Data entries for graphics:
--- START ---

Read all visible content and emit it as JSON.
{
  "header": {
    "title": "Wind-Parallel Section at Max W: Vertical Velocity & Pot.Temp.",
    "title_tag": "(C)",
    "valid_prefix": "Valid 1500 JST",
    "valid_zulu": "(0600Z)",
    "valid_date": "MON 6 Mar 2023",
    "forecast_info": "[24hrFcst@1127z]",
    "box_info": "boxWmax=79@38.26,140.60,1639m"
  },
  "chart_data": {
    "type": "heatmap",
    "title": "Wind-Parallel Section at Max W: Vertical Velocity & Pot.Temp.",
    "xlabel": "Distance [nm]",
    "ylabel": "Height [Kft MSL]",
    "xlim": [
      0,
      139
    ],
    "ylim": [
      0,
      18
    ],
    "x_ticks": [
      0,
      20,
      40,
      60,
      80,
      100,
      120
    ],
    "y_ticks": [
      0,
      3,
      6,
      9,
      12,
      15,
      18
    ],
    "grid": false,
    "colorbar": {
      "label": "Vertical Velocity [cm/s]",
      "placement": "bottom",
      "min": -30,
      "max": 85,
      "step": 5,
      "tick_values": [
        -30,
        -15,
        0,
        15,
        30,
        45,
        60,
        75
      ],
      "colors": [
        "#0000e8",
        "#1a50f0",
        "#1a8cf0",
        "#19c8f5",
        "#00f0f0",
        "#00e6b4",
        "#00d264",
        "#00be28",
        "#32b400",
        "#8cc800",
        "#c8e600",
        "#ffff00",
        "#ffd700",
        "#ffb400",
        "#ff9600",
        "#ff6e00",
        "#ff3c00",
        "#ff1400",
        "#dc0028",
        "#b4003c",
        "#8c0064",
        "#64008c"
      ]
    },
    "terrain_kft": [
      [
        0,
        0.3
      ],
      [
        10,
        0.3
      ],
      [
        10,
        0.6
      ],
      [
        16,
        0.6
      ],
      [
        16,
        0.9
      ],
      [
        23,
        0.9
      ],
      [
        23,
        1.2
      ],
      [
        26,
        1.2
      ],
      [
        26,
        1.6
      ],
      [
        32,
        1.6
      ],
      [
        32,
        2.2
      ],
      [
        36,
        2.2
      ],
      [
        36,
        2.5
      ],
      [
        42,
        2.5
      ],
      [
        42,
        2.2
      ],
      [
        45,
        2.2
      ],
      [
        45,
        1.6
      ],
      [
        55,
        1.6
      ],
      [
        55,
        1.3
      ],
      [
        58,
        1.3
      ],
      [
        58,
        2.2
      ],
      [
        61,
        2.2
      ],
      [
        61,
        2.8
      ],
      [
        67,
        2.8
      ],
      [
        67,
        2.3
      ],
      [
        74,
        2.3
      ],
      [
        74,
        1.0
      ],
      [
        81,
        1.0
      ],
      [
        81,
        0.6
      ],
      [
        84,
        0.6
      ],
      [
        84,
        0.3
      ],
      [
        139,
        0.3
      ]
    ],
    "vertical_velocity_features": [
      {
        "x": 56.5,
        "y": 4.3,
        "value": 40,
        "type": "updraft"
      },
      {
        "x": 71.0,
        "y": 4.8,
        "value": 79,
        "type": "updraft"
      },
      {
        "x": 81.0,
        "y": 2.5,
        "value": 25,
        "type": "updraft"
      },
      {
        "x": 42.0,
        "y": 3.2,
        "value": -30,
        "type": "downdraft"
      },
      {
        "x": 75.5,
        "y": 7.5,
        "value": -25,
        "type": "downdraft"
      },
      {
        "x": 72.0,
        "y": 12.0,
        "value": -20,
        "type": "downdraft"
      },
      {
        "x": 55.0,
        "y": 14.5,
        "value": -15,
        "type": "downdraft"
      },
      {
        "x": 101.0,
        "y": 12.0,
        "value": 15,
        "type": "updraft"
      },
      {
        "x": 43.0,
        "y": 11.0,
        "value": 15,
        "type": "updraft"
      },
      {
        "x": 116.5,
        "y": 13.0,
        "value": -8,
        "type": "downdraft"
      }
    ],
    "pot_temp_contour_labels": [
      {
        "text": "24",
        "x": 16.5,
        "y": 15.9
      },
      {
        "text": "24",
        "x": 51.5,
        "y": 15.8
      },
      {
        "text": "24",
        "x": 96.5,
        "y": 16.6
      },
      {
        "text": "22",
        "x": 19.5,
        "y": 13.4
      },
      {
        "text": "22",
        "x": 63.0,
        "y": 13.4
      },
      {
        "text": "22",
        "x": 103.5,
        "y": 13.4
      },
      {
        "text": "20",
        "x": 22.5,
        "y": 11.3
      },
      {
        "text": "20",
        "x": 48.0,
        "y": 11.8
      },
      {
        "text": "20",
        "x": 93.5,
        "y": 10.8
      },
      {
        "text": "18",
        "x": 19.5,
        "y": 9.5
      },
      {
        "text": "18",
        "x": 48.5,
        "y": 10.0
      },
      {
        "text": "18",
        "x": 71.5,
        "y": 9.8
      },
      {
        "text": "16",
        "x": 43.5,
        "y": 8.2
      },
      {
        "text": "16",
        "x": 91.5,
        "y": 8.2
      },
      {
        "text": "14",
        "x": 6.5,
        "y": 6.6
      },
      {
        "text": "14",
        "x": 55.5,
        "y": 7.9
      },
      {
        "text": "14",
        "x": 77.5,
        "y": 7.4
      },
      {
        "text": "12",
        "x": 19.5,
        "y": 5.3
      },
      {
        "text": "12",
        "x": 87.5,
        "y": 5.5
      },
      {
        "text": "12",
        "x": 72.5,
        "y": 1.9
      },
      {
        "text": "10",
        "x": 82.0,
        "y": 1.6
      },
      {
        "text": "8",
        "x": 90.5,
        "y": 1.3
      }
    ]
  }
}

--- END ---
--- START ---

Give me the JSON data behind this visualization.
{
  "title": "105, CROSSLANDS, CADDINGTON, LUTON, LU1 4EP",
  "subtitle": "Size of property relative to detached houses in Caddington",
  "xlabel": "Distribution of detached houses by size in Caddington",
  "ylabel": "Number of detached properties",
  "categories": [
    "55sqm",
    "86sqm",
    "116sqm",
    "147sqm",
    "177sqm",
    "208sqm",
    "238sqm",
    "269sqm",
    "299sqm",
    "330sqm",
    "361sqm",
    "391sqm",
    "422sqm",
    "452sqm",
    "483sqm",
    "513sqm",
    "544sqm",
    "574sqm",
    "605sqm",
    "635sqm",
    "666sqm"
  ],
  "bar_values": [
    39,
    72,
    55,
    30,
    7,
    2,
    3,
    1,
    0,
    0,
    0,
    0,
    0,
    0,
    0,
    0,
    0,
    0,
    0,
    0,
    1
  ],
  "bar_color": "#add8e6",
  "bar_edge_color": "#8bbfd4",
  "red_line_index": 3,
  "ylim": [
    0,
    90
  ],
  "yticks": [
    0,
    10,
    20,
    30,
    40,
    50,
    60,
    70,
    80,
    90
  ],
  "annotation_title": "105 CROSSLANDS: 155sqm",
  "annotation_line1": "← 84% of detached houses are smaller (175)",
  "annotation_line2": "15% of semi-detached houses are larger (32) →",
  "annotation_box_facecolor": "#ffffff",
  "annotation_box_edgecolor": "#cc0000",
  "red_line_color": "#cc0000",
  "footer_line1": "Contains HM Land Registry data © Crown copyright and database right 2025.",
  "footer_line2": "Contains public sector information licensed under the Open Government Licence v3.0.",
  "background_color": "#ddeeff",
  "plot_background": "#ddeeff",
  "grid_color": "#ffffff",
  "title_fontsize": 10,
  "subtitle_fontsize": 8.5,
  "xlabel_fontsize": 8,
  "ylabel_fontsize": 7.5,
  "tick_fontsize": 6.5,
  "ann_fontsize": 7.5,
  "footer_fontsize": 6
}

--- END ---

◆ **What is needed**
Gather from the data above every line with the string "ddeeff".

◆ **The reply**
  "background_color": "#ddeeff",
  "plot_background": "#ddeeff",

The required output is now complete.